TASK BRIEF:
Leave out the pictures and copy everything else in the entries exactly.

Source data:
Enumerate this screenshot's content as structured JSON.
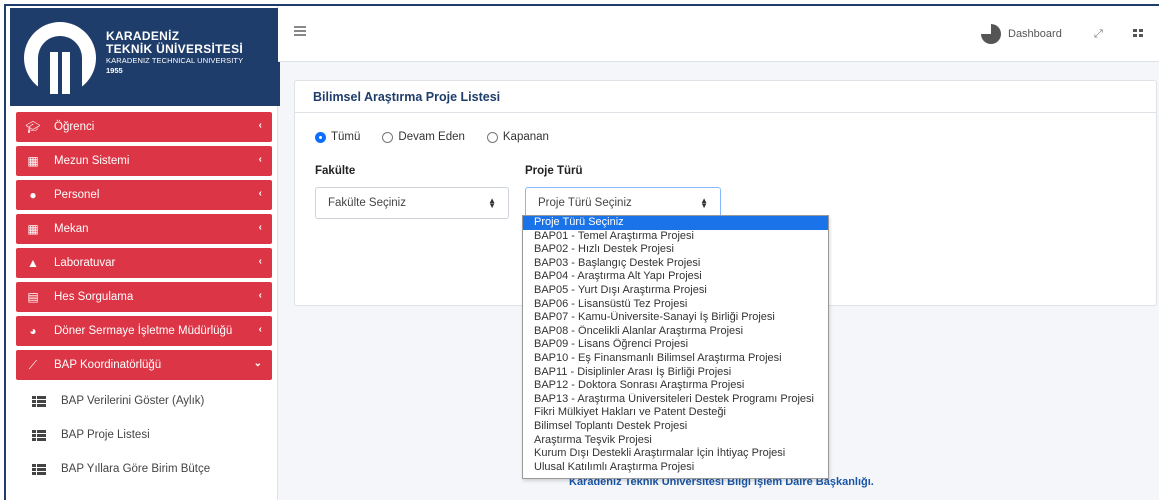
{
  "logo": {
    "line1": "KARADENİZ",
    "line2": "TEKNİK ÜNİVERSİTESİ",
    "line3": "KARADENIZ TECHNICAL UNIVERSITY",
    "line4": "1955"
  },
  "sidebar": {
    "items": [
      {
        "label": "Öğrenci",
        "icon": "graduation-cap-icon",
        "chevron": "‹"
      },
      {
        "label": "Mezun Sistemi",
        "icon": "building-icon",
        "chevron": "‹"
      },
      {
        "label": "Personel",
        "icon": "users-icon",
        "chevron": "‹"
      },
      {
        "label": "Mekan",
        "icon": "building-icon",
        "chevron": "‹"
      },
      {
        "label": "Laboratuvar",
        "icon": "flask-icon",
        "chevron": "‹"
      },
      {
        "label": "Hes Sorgulama",
        "icon": "id-card-icon",
        "chevron": "‹"
      },
      {
        "label": "Döner Sermaye İşletme Müdürlüğü",
        "icon": "pie-chart-icon",
        "chevron": "‹"
      },
      {
        "label": "BAP Koordinatörlüğü",
        "icon": "line-chart-icon",
        "chevron": "⌄"
      }
    ],
    "subitems": [
      {
        "label": "BAP Verilerini Göster (Aylık)",
        "icon": "list-icon"
      },
      {
        "label": "BAP Proje Listesi",
        "icon": "list-icon"
      },
      {
        "label": "BAP Yıllara Göre Birim Bütçe",
        "icon": "list-icon"
      }
    ]
  },
  "topbar": {
    "dashboard_label": "Dashboard",
    "menu_icon": "hamburger-icon",
    "expand_icon": "expand-icon",
    "grid_icon": "grid-icon"
  },
  "card": {
    "title": "Bilimsel Araştırma Proje Listesi",
    "radios": [
      {
        "label": "Tümü",
        "checked": true
      },
      {
        "label": "Devam Eden",
        "checked": false
      },
      {
        "label": "Kapanan",
        "checked": false
      }
    ],
    "fakulte_label": "Fakülte",
    "fakulte_value": "Fakülte Seçiniz",
    "proje_turu_label": "Proje Türü",
    "proje_turu_value": "Proje Türü Seçiniz"
  },
  "dropdown": {
    "options": [
      "Proje Türü Seçiniz",
      "BAP01 - Temel Araştırma Projesi",
      "BAP02 - Hızlı Destek Projesi",
      "BAP03 - Başlangıç Destek Projesi",
      "BAP04 - Araştırma Alt Yapı Projesi",
      "BAP05 - Yurt Dışı Araştırma Projesi",
      "BAP06 - Lisansüstü Tez Projesi",
      "BAP07 - Kamu-Üniversite-Sanayi İş Birliği Projesi",
      "BAP08 - Öncelikli Alanlar Araştırma Projesi",
      "BAP09 - Lisans Öğrenci Projesi",
      "BAP10 - Eş Finansmanlı Bilimsel Araştırma Projesi",
      "BAP11 - Disiplinler Arası İş Birliği Projesi",
      "BAP12 - Doktora Sonrası Araştırma Projesi",
      "BAP13 - Araştırma Üniversiteleri Destek Programı Projesi",
      "Fikri Mülkiyet Hakları ve Patent Desteği",
      "Bilimsel Toplantı Destek Projesi",
      "Araştırma Teşvik Projesi",
      "Kurum Dışı Destekli Araştırmalar İçin İhtiyaç Projesi",
      "Ulusal Katılımlı Araştırma Projesi"
    ]
  },
  "footer": {
    "text": "Karadeniz Teknik Üniversitesi Bilgi İşlem Daire Başkanlığı."
  }
}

OUTPUT FOR THIS TASK:
Enumerate this screenshot's content as structured JSON.
{
  "logo": {
    "line1": "KARADENİZ",
    "line2": "TEKNİK ÜNİVERSİTESİ",
    "line3": "KARADENIZ TECHNICAL UNIVERSITY",
    "line4": "1955"
  },
  "sidebar": {
    "items": [
      {
        "label": "Öğrenci",
        "icon": "graduation-cap-icon",
        "chevron": "‹"
      },
      {
        "label": "Mezun Sistemi",
        "icon": "building-icon",
        "chevron": "‹"
      },
      {
        "label": "Personel",
        "icon": "users-icon",
        "chevron": "‹"
      },
      {
        "label": "Mekan",
        "icon": "building-icon",
        "chevron": "‹"
      },
      {
        "label": "Laboratuvar",
        "icon": "flask-icon",
        "chevron": "‹"
      },
      {
        "label": "Hes Sorgulama",
        "icon": "id-card-icon",
        "chevron": "‹"
      },
      {
        "label": "Döner Sermaye İşletme Müdürlüğü",
        "icon": "pie-chart-icon",
        "chevron": "‹"
      },
      {
        "label": "BAP Koordinatörlüğü",
        "icon": "line-chart-icon",
        "chevron": "⌄"
      }
    ],
    "subitems": [
      {
        "label": "BAP Verilerini Göster (Aylık)",
        "icon": "list-icon"
      },
      {
        "label": "BAP Proje Listesi",
        "icon": "list-icon"
      },
      {
        "label": "BAP Yıllara Göre Birim Bütçe",
        "icon": "list-icon"
      }
    ]
  },
  "topbar": {
    "dashboard_label": "Dashboard",
    "menu_icon": "hamburger-icon",
    "expand_icon": "expand-icon",
    "grid_icon": "grid-icon"
  },
  "card": {
    "title": "Bilimsel Araştırma Proje Listesi",
    "radios": [
      {
        "label": "Tümü",
        "checked": true
      },
      {
        "label": "Devam Eden",
        "checked": false
      },
      {
        "label": "Kapanan",
        "checked": false
      }
    ],
    "fakulte_label": "Fakülte",
    "fakulte_value": "Fakülte Seçiniz",
    "proje_turu_label": "Proje Türü",
    "proje_turu_value": "Proje Türü Seçiniz"
  },
  "dropdown": {
    "options": [
      "Proje Türü Seçiniz",
      "BAP01 - Temel Araştırma Projesi",
      "BAP02 - Hızlı Destek Projesi",
      "BAP03 - Başlangıç Destek Projesi",
      "BAP04 - Araştırma Alt Yapı Projesi",
      "BAP05 - Yurt Dışı Araştırma Projesi",
      "BAP06 - Lisansüstü Tez Projesi",
      "BAP07 - Kamu-Üniversite-Sanayi İş Birliği Projesi",
      "BAP08 - Öncelikli Alanlar Araştırma Projesi",
      "BAP09 - Lisans Öğrenci Projesi",
      "BAP10 - Eş Finansmanlı Bilimsel Araştırma Projesi",
      "BAP11 - Disiplinler Arası İş Birliği Projesi",
      "BAP12 - Doktora Sonrası Araştırma Projesi",
      "BAP13 - Araştırma Üniversiteleri Destek Programı Projesi",
      "Fikri Mülkiyet Hakları ve Patent Desteği",
      "Bilimsel Toplantı Destek Projesi",
      "Araştırma Teşvik Projesi",
      "Kurum Dışı Destekli Araştırmalar İçin İhtiyaç Projesi",
      "Ulusal Katılımlı Araştırma Projesi"
    ]
  },
  "footer": {
    "text": "Karadeniz Teknik Üniversitesi Bilgi İşlem Daire Başkanlığı."
  }
}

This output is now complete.